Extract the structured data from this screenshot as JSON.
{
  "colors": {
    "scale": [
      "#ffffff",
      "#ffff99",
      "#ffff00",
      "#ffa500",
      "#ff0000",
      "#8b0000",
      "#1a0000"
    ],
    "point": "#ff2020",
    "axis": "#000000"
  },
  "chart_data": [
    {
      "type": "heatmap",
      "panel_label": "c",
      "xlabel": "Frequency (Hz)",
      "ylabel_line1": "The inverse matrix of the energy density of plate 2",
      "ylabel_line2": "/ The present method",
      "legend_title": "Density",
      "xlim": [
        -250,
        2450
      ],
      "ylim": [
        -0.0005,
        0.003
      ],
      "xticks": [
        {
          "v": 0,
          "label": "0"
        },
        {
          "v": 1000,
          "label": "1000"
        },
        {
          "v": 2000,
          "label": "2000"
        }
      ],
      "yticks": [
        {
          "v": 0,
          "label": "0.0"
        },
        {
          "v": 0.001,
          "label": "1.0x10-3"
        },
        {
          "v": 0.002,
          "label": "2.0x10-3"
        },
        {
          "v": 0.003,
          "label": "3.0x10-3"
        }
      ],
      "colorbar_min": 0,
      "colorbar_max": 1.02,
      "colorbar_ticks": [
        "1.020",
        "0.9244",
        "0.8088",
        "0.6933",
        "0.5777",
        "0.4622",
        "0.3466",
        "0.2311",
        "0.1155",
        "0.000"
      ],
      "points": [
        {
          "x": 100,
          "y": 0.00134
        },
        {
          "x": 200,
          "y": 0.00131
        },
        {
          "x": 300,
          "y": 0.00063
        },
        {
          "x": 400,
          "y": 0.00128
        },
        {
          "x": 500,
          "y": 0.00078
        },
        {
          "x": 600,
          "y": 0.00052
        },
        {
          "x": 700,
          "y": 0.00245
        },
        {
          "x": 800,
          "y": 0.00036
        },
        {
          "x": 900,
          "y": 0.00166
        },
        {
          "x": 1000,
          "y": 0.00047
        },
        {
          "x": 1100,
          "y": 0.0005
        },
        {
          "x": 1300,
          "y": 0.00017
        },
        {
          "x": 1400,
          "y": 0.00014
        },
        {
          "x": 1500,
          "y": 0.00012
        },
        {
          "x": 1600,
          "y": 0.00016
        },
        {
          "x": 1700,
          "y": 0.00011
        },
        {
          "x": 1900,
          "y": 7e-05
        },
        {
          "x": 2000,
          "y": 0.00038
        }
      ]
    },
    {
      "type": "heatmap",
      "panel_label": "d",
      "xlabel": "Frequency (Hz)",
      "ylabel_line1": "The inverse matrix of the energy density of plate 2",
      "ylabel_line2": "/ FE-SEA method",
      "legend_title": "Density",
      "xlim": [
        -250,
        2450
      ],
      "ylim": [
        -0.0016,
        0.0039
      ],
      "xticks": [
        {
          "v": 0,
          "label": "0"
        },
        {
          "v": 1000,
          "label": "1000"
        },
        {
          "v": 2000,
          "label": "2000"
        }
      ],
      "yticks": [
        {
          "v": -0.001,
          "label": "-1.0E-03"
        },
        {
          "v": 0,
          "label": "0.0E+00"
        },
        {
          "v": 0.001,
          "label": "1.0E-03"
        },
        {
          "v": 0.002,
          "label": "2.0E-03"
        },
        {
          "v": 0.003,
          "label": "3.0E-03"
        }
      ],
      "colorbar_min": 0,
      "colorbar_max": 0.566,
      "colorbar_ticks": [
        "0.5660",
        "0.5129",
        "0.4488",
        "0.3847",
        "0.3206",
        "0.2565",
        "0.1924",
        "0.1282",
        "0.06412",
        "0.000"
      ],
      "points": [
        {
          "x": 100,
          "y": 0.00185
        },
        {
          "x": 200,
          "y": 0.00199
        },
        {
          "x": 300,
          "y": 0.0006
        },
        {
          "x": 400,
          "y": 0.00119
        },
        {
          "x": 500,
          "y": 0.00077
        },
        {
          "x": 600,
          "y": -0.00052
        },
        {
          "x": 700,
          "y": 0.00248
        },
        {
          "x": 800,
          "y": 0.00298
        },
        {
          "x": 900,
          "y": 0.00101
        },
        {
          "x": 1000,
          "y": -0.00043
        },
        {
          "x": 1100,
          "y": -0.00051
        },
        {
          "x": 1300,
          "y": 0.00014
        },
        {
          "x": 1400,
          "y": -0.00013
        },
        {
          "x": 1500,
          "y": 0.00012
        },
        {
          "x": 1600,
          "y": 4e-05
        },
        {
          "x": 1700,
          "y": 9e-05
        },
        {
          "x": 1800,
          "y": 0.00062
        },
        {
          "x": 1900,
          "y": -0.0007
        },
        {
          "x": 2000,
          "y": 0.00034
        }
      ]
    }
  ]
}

§ Exercise directions: Write out every line from the records above, word for word.

§ Expected answer:
Extract the structured data from this screenshot as JSON.
{
  "colors": {
    "scale": [
      "#ffffff",
      "#ffff99",
      "#ffff00",
      "#ffa500",
      "#ff0000",
      "#8b0000",
      "#1a0000"
    ],
    "point": "#ff2020",
    "axis": "#000000"
  },
  "chart_data": [
    {
      "type": "heatmap",
      "panel_label": "c",
      "xlabel": "Frequency (Hz)",
      "ylabel_line1": "The inverse matrix of the energy density of plate 2",
      "ylabel_line2": "/ The present method",
      "legend_title": "Density",
      "xlim": [
        -250,
        2450
      ],
      "ylim": [
        -0.0005,
        0.003
      ],
      "xticks": [
        {
          "v": 0,
          "label": "0"
        },
        {
          "v": 1000,
          "label": "1000"
        },
        {
          "v": 2000,
          "label": "2000"
        }
      ],
      "yticks": [
        {
          "v": 0,
          "label": "0.0"
        },
        {
          "v": 0.001,
          "label": "1.0x10-3"
        },
        {
          "v": 0.002,
          "label": "2.0x10-3"
        },
        {
          "v": 0.003,
          "label": "3.0x10-3"
        }
      ],
      "colorbar_min": 0,
      "colorbar_max": 1.02,
      "colorbar_ticks": [
        "1.020",
        "0.9244",
        "0.8088",
        "0.6933",
        "0.5777",
        "0.4622",
        "0.3466",
        "0.2311",
        "0.1155",
        "0.000"
      ],
      "points": [
        {
          "x": 100,
          "y": 0.00134
        },
        {
          "x": 200,
          "y": 0.00131
        },
        {
          "x": 300,
          "y": 0.00063
        },
        {
          "x": 400,
          "y": 0.00128
        },
        {
          "x": 500,
          "y": 0.00078
        },
        {
          "x": 600,
          "y": 0.00052
        },
        {
          "x": 700,
          "y": 0.00245
        },
        {
          "x": 800,
          "y": 0.00036
        },
        {
          "x": 900,
          "y": 0.00166
        },
        {
          "x": 1000,
          "y": 0.00047
        },
        {
          "x": 1100,
          "y": 0.0005
        },
        {
          "x": 1300,
          "y": 0.00017
        },
        {
          "x": 1400,
          "y": 0.00014
        },
        {
          "x": 1500,
          "y": 0.00012
        },
        {
          "x": 1600,
          "y": 0.00016
        },
        {
          "x": 1700,
          "y": 0.00011
        },
        {
          "x": 1900,
          "y": 7e-05
        },
        {
          "x": 2000,
          "y": 0.00038
        }
      ]
    },
    {
      "type": "heatmap",
      "panel_label": "d",
      "xlabel": "Frequency (Hz)",
      "ylabel_line1": "The inverse matrix of the energy density of plate 2",
      "ylabel_line2": "/ FE-SEA method",
      "legend_title": "Density",
      "xlim": [
        -250,
        2450
      ],
      "ylim": [
        -0.0016,
        0.0039
      ],
      "xticks": [
        {
          "v": 0,
          "label": "0"
        },
        {
          "v": 1000,
          "label": "1000"
        },
        {
          "v": 2000,
          "label": "2000"
        }
      ],
      "yticks": [
        {
          "v": -0.001,
          "label": "-1.0E-03"
        },
        {
          "v": 0,
          "label": "0.0E+00"
        },
        {
          "v": 0.001,
          "label": "1.0E-03"
        },
        {
          "v": 0.002,
          "label": "2.0E-03"
        },
        {
          "v": 0.003,
          "label": "3.0E-03"
        }
      ],
      "colorbar_min": 0,
      "colorbar_max": 0.566,
      "colorbar_ticks": [
        "0.5660",
        "0.5129",
        "0.4488",
        "0.3847",
        "0.3206",
        "0.2565",
        "0.1924",
        "0.1282",
        "0.06412",
        "0.000"
      ],
      "points": [
        {
          "x": 100,
          "y": 0.00185
        },
        {
          "x": 200,
          "y": 0.00199
        },
        {
          "x": 300,
          "y": 0.0006
        },
        {
          "x": 400,
          "y": 0.00119
        },
        {
          "x": 500,
          "y": 0.00077
        },
        {
          "x": 600,
          "y": -0.00052
        },
        {
          "x": 700,
          "y": 0.00248
        },
        {
          "x": 800,
          "y": 0.00298
        },
        {
          "x": 900,
          "y": 0.00101
        },
        {
          "x": 1000,
          "y": -0.00043
        },
        {
          "x": 1100,
          "y": -0.00051
        },
        {
          "x": 1300,
          "y": 0.00014
        },
        {
          "x": 1400,
          "y": -0.00013
        },
        {
          "x": 1500,
          "y": 0.00012
        },
        {
          "x": 1600,
          "y": 4e-05
        },
        {
          "x": 1700,
          "y": 9e-05
        },
        {
          "x": 1800,
          "y": 0.00062
        },
        {
          "x": 1900,
          "y": -0.0007
        },
        {
          "x": 2000,
          "y": 0.00034
        }
      ]
    }
  ]
}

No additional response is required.